[start MATERIAL SUPPLIED]

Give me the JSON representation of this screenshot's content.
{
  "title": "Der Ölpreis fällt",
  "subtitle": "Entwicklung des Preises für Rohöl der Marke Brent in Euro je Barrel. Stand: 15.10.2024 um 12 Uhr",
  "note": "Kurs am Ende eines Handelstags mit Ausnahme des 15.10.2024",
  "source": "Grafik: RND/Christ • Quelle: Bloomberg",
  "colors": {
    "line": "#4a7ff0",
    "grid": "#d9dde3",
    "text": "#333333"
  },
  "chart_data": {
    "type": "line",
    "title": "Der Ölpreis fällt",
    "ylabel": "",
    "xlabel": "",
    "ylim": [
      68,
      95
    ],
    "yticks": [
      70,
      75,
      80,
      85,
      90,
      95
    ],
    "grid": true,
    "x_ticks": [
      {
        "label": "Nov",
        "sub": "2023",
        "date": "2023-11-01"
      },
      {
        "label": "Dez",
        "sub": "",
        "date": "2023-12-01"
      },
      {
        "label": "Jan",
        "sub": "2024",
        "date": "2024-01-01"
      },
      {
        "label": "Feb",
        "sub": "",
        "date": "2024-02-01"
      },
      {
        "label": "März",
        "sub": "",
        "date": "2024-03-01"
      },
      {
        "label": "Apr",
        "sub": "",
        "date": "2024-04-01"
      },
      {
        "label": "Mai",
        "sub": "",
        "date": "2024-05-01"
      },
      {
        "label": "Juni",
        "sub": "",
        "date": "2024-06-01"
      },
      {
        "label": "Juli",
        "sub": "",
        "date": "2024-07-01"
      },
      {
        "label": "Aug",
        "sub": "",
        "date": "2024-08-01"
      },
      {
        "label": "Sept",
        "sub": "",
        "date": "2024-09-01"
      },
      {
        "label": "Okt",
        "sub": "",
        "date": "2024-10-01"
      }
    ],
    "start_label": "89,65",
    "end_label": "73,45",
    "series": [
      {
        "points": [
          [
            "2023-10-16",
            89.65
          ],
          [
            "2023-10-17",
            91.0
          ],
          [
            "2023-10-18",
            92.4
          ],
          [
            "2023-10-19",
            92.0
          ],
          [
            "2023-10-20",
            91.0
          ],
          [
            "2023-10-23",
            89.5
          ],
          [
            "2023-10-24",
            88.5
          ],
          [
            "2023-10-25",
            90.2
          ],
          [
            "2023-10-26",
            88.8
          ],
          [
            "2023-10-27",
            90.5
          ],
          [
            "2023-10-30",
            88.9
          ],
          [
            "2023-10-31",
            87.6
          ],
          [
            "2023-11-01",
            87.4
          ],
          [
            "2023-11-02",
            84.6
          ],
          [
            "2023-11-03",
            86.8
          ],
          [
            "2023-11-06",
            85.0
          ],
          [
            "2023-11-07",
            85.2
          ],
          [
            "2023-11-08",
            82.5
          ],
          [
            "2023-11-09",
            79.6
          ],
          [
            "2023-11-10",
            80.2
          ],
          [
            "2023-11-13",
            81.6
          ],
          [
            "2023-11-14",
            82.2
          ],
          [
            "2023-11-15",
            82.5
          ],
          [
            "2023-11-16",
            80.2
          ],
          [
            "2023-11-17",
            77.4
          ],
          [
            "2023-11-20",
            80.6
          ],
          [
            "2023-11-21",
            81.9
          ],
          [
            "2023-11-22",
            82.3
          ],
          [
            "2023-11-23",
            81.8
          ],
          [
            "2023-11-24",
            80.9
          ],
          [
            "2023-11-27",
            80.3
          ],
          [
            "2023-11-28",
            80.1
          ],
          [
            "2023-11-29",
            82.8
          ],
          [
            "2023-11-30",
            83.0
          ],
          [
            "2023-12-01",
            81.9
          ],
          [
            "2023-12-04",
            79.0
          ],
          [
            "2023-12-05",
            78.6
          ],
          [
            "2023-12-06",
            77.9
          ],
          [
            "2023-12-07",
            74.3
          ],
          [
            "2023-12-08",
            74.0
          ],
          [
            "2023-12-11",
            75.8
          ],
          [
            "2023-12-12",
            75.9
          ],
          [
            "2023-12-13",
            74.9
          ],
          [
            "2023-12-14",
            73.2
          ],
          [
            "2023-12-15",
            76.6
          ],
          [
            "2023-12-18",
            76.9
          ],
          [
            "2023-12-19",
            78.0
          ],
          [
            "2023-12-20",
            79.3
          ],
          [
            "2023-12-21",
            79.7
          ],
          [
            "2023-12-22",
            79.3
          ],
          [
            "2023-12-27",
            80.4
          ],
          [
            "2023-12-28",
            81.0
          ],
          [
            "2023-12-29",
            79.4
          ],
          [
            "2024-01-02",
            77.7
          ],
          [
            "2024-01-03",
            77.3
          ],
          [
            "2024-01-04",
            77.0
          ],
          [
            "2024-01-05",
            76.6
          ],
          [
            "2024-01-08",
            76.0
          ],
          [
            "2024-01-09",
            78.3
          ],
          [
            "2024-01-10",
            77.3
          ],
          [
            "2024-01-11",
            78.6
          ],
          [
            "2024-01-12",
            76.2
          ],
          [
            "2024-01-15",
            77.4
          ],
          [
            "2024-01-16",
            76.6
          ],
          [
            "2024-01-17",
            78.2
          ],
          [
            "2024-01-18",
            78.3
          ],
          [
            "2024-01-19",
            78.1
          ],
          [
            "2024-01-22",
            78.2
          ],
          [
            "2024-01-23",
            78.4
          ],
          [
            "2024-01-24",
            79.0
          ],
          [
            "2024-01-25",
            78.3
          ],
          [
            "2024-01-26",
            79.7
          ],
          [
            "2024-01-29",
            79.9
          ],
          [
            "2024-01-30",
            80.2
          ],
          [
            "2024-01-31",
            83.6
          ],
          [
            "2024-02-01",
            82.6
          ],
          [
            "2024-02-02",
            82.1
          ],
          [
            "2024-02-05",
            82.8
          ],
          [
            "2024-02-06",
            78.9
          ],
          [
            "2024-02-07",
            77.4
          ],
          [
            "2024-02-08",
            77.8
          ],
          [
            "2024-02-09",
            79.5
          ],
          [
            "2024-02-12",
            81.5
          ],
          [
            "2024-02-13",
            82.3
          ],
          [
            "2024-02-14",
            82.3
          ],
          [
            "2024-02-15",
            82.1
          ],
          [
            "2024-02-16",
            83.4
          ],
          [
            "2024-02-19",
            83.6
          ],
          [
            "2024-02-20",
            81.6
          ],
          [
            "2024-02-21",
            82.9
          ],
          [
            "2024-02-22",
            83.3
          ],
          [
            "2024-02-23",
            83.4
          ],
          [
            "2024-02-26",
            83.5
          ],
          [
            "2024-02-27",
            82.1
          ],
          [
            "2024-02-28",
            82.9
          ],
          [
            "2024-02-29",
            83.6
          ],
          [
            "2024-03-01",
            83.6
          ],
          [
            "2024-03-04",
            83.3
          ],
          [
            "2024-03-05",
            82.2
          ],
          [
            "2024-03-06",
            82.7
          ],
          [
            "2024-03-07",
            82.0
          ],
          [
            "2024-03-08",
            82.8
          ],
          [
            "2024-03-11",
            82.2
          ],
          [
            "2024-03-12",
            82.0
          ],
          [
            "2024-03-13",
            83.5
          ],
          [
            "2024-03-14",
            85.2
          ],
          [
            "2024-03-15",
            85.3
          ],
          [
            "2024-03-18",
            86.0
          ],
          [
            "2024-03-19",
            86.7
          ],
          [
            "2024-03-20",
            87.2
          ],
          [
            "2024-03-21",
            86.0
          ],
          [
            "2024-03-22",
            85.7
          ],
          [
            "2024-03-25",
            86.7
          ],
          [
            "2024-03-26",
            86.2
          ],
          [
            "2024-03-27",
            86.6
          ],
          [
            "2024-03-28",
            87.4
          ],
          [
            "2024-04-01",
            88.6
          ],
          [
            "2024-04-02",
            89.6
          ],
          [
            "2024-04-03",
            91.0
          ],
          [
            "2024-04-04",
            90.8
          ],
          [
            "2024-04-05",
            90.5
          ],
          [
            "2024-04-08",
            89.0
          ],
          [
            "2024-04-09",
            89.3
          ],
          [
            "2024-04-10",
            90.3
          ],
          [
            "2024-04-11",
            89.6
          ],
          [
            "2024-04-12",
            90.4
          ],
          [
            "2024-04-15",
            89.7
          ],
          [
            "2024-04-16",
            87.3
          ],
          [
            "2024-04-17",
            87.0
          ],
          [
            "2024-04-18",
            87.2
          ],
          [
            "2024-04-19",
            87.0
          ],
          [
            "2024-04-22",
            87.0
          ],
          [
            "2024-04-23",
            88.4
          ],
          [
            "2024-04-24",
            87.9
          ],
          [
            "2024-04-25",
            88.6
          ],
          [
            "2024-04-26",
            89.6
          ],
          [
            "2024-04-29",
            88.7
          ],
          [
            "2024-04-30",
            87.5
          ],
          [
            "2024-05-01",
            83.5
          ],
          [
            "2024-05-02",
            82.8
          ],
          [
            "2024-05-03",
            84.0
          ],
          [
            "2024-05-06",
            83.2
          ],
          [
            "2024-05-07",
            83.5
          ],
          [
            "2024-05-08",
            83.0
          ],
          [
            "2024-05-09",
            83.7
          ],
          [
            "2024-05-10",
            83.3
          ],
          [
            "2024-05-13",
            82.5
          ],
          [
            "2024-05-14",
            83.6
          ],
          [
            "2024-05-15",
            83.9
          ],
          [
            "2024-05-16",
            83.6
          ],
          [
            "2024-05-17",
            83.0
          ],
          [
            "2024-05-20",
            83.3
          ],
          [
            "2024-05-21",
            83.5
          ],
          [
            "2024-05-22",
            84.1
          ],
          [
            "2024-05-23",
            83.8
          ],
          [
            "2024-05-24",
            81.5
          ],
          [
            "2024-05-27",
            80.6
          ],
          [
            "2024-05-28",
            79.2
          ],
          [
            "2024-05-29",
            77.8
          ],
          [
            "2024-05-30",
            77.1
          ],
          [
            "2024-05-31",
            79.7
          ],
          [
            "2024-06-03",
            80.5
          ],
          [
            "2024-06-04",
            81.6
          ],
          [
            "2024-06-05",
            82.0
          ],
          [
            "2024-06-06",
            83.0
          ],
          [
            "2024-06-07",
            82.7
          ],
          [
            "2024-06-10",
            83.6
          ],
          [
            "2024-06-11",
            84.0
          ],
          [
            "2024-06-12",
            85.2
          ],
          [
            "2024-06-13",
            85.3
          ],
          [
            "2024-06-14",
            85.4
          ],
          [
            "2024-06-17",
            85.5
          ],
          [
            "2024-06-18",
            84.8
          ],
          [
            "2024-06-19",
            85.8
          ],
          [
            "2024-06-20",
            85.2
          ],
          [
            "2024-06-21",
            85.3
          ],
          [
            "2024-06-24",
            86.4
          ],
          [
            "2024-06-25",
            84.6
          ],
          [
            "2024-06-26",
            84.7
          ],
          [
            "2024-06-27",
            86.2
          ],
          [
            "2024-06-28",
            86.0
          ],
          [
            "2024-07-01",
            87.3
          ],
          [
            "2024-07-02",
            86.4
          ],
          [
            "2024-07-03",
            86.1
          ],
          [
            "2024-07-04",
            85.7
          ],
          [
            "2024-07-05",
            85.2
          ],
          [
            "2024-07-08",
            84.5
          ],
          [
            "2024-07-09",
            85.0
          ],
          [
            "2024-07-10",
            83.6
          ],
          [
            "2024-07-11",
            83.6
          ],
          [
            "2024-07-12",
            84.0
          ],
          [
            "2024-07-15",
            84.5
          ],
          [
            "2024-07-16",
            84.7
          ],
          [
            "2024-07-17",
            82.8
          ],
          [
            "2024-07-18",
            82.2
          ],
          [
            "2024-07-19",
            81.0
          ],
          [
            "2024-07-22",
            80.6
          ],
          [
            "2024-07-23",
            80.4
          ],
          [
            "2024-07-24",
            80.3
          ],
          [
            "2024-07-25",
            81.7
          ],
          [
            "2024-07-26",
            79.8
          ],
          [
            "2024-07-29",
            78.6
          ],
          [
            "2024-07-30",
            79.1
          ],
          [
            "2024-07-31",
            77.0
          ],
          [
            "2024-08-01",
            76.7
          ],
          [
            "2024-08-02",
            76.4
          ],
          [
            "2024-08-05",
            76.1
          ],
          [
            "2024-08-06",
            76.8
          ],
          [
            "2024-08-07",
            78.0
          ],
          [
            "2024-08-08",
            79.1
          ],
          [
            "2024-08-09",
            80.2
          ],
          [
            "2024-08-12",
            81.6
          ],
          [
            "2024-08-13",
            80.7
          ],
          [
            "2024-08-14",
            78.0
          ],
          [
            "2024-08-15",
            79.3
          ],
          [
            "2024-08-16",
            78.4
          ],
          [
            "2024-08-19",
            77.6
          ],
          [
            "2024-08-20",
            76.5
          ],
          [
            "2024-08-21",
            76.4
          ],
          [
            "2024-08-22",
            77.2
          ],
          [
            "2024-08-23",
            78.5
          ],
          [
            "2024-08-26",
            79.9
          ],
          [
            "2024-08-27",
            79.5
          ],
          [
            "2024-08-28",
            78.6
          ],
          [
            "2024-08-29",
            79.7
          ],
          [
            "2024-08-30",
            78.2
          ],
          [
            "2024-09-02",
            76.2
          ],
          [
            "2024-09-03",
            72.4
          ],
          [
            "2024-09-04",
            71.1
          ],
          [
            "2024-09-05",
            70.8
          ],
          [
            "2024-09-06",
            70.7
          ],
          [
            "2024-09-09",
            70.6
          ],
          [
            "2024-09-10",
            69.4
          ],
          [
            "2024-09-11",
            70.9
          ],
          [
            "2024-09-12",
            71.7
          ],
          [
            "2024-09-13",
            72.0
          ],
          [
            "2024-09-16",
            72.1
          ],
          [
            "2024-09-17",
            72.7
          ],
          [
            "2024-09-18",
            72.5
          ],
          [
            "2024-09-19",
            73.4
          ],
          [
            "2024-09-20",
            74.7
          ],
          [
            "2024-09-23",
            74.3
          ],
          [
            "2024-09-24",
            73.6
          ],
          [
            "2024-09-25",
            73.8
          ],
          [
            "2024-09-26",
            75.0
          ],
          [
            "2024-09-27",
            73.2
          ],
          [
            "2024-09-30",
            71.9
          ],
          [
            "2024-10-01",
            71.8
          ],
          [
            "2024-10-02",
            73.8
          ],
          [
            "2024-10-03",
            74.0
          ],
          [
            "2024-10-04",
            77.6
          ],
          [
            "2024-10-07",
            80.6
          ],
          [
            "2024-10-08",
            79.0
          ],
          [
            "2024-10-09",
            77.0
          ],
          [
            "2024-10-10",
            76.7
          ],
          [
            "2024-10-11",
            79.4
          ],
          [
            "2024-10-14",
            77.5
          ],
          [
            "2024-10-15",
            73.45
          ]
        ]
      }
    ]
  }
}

[end MATERIAL SUPPLIED]

* WORK TO DO *
Gather all the lines that include the word "date" and copy them out.

* THE RESPONSE *
        "date": "2023-11-01"
        "date": "2023-12-01"
        "date": "2024-01-01"
        "date": "2024-02-01"
        "date": "2024-03-01"
        "date": "2024-04-01"
        "date": "2024-05-01"
        "date": "2024-06-01"
        "date": "2024-07-01"
        "date": "2024-08-01"
        "date": "2024-09-01"
        "date": "2024-10-01"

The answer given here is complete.